**Te verwerken materiaal**
^^^^^^^^

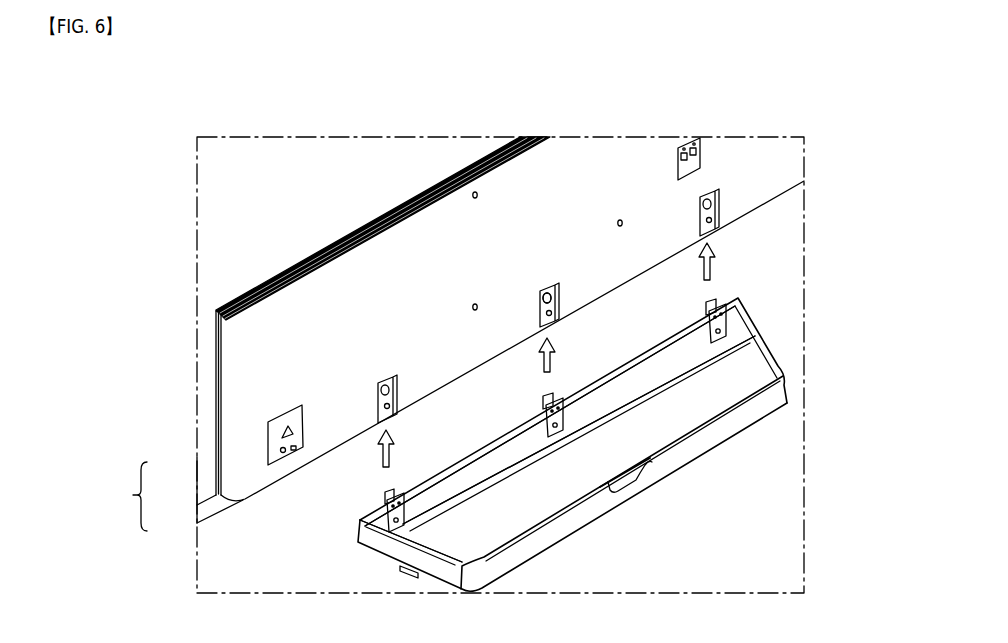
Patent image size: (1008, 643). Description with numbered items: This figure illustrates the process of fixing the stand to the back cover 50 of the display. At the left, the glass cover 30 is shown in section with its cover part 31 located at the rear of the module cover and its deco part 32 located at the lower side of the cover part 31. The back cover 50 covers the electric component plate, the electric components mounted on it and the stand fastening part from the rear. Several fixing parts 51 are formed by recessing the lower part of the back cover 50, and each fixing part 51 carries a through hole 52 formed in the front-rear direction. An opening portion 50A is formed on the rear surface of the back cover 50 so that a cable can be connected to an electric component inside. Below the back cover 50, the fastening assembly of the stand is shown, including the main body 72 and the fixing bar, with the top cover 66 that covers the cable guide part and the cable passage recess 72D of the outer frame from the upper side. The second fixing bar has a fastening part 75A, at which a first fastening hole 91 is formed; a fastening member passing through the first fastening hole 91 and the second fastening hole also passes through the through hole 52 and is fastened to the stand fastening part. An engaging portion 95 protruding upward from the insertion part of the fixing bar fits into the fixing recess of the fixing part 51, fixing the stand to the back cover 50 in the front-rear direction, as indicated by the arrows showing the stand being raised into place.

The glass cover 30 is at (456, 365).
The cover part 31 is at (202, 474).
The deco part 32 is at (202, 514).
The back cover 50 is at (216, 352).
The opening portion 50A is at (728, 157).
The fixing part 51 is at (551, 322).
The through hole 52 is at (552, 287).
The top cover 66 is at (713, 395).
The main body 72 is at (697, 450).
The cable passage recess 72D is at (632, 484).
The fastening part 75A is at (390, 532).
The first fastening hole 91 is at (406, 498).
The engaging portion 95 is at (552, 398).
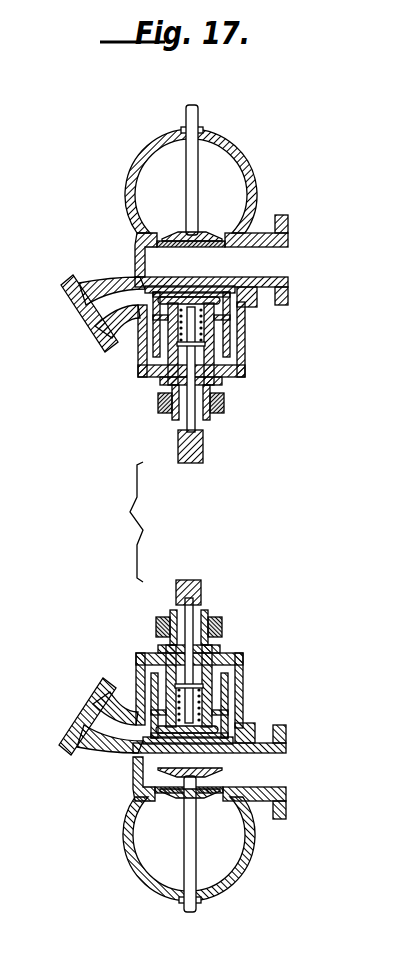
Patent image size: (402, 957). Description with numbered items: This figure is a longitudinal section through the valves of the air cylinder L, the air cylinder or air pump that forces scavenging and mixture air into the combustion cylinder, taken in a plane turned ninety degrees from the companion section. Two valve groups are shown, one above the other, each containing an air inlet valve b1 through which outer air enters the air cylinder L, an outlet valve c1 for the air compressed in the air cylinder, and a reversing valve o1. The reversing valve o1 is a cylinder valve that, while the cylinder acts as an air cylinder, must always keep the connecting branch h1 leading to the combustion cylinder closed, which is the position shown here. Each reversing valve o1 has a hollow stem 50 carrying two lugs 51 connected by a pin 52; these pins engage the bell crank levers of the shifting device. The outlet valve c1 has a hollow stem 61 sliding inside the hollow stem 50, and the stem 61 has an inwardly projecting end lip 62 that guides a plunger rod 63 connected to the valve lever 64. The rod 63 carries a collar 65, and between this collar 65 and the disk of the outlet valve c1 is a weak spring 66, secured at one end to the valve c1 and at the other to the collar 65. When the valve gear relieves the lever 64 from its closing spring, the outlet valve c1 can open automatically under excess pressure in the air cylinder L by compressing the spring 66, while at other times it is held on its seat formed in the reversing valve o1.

^^^^^^^^

**Instructies opdracht**
Haal uit de items hierboven elke regel die het woord "engaging" bevat. Let op hoofdletters en kleine letters, want die maken verschil.

**Antwoord oefening**
Patent image size: (1008, 643). Description with numbered items: This figure illustrates the process of fixing the stand to the back cover 50 of the display. At the left, the glass cover 30 is shown in section with its cover part 31 located at the rear of the module cover and its deco part 32 located at the lower side of the cover part 31. The back cover 50 covers the electric component plate, the electric components mounted on it and the stand fastening part from the rear. Several fixing parts 51 are formed by recessing the lower part of the back cover 50, and each fixing part 51 carries a through hole 52 formed in the front-rear direction. An opening portion 50A is formed on the rear surface of the back cover 50 so that a cable can be connected to an electric component inside. Below the back cover 50, the fastening assembly of the stand is shown, including the main body 72 and the fixing bar, with the top cover 66 that covers the cable guide part and the cable passage recess 72D of the outer frame from the upper side. The second fixing bar has a fastening part 75A, at which a first fastening hole 91 is formed; a fastening member passing through the first fastening hole 91 and the second fastening hole also passes through the through hole 52 and is fastened to the stand fastening part. An engaging portion 95 protruding upward from the insertion part of the fixing bar fits into the fixing recess of the fixing part 51, fixing the stand to the back cover 50 in the front-rear direction, as indicated by the arrows showing the stand being raised into place.
The engaging portion 95 is at (552, 398).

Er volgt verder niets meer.